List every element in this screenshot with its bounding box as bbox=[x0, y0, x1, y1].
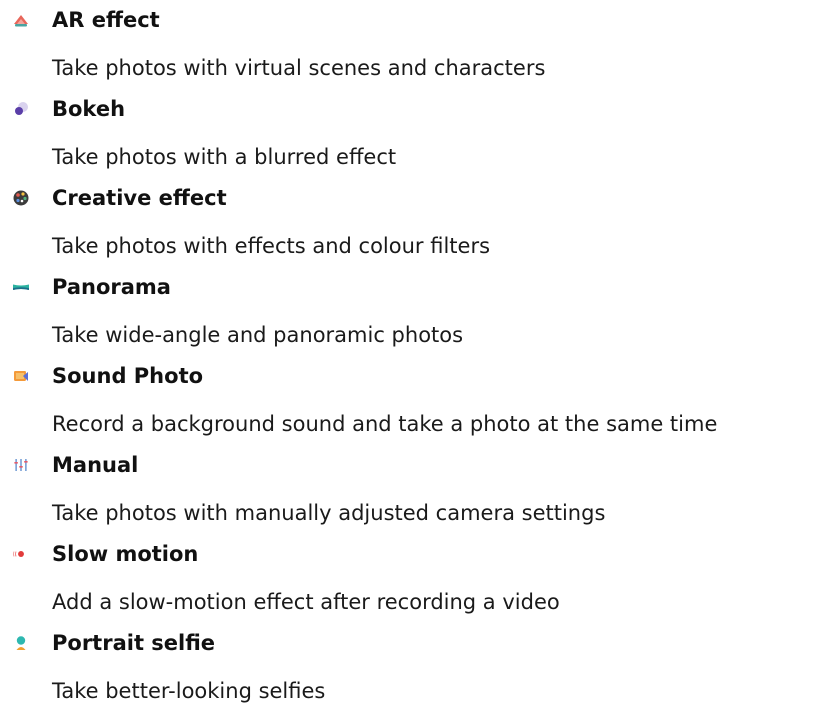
mode-panorama: Panorama Take wide-angle and panoramic p… bbox=[0, 267, 829, 356]
mode-slow-motion: Slow motion Add a slow-motion effect aft… bbox=[0, 534, 829, 623]
mode-description: Take wide-angle and panoramic photos bbox=[52, 323, 464, 347]
palette-icon bbox=[12, 189, 30, 207]
mode-description: Record a background sound and take a pho… bbox=[52, 412, 718, 436]
portrait-selfie-icon bbox=[12, 634, 30, 652]
camera-mode-list: AR effect Take photos with virtual scene… bbox=[0, 0, 829, 712]
mode-description: Take photos with a blurred effect bbox=[52, 145, 397, 169]
mode-sound-photo: Sound Photo Record a background sound an… bbox=[0, 356, 829, 445]
mode-title: Slow motion bbox=[52, 542, 199, 566]
slow-motion-icon bbox=[12, 545, 30, 563]
sliders-icon bbox=[12, 456, 30, 474]
ar-effect-icon bbox=[12, 11, 30, 29]
mode-description: Add a slow-motion effect after recording… bbox=[52, 590, 560, 614]
mode-title: Sound Photo bbox=[52, 364, 204, 388]
mode-ar-effect: AR effect Take photos with virtual scene… bbox=[0, 0, 829, 89]
mode-title: Portrait selfie bbox=[52, 631, 216, 655]
mode-title: Bokeh bbox=[52, 97, 126, 121]
mode-description: Take photos with effects and colour filt… bbox=[52, 234, 491, 258]
mode-title: Creative effect bbox=[52, 186, 227, 210]
mode-description: Take photos with manually adjusted camer… bbox=[52, 501, 606, 525]
mode-title: AR effect bbox=[52, 8, 160, 32]
mode-title: Panorama bbox=[52, 275, 171, 299]
mode-bokeh: Bokeh Take photos with a blurred effect bbox=[0, 89, 829, 178]
mode-manual: Manual Take photos with manually adjuste… bbox=[0, 445, 829, 534]
panorama-icon bbox=[12, 278, 30, 296]
mode-creative-effect: Creative effect Take photos with effects… bbox=[0, 178, 829, 267]
mode-description: Take photos with virtual scenes and char… bbox=[52, 56, 546, 80]
mode-title: Manual bbox=[52, 453, 139, 477]
bokeh-icon bbox=[12, 100, 30, 118]
sound-photo-icon bbox=[12, 367, 30, 385]
mode-description: Take better-looking selfies bbox=[52, 679, 326, 703]
mode-portrait-selfie: Portrait selfie Take better-looking self… bbox=[0, 623, 829, 712]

──────

▶ [Aim]:
Could you rewrite all of these lines with "Take photos" replaced by "Capture photos" wherever it occurs, keeping everything else the same and leaving out the pictures?

▶ [Full response]:
List every element in this screenshot with its bounding box as bbox=[x0, y0, x1, y1].
mode-panorama: Panorama Take wide-angle and panoramic p… bbox=[0, 267, 829, 356]
mode-slow-motion: Slow motion Add a slow-motion effect aft… bbox=[0, 534, 829, 623]
mode-description: Take wide-angle and panoramic photos bbox=[52, 323, 464, 347]
palette-icon bbox=[12, 189, 30, 207]
mode-description: Record a background sound and take a pho… bbox=[52, 412, 718, 436]
portrait-selfie-icon bbox=[12, 634, 30, 652]
camera-mode-list: AR effect Capture photos with virtual scene… bbox=[0, 0, 829, 712]
mode-description: Capture photos with a blurred effect bbox=[52, 145, 397, 169]
mode-sound-photo: Sound Photo Record a background sound an… bbox=[0, 356, 829, 445]
mode-title: Slow motion bbox=[52, 542, 199, 566]
slow-motion-icon bbox=[12, 545, 30, 563]
sliders-icon bbox=[12, 456, 30, 474]
ar-effect-icon bbox=[12, 11, 30, 29]
mode-description: Add a slow-motion effect after recording… bbox=[52, 590, 560, 614]
mode-title: Sound Photo bbox=[52, 364, 204, 388]
mode-ar-effect: AR effect Capture photos with virtual scene… bbox=[0, 0, 829, 89]
mode-title: Portrait selfie bbox=[52, 631, 216, 655]
mode-title: Bokeh bbox=[52, 97, 126, 121]
mode-description: Capture photos with effects and colour filt… bbox=[52, 234, 491, 258]
mode-title: Creative effect bbox=[52, 186, 227, 210]
mode-description: Capture photos with manually adjusted camer… bbox=[52, 501, 606, 525]
mode-title: AR effect bbox=[52, 8, 160, 32]
mode-title: Panorama bbox=[52, 275, 171, 299]
mode-bokeh: Bokeh Capture photos with a blurred effect bbox=[0, 89, 829, 178]
mode-manual: Manual Capture photos with manually adjuste… bbox=[0, 445, 829, 534]
panorama-icon bbox=[12, 278, 30, 296]
mode-creative-effect: Creative effect Capture photos with effects… bbox=[0, 178, 829, 267]
mode-description: Capture photos with virtual scenes and char… bbox=[52, 56, 546, 80]
mode-title: Manual bbox=[52, 453, 139, 477]
bokeh-icon bbox=[12, 100, 30, 118]
sound-photo-icon bbox=[12, 367, 30, 385]
mode-description: Take better-looking selfies bbox=[52, 679, 326, 703]
mode-portrait-selfie: Portrait selfie Take better-looking self… bbox=[0, 623, 829, 712]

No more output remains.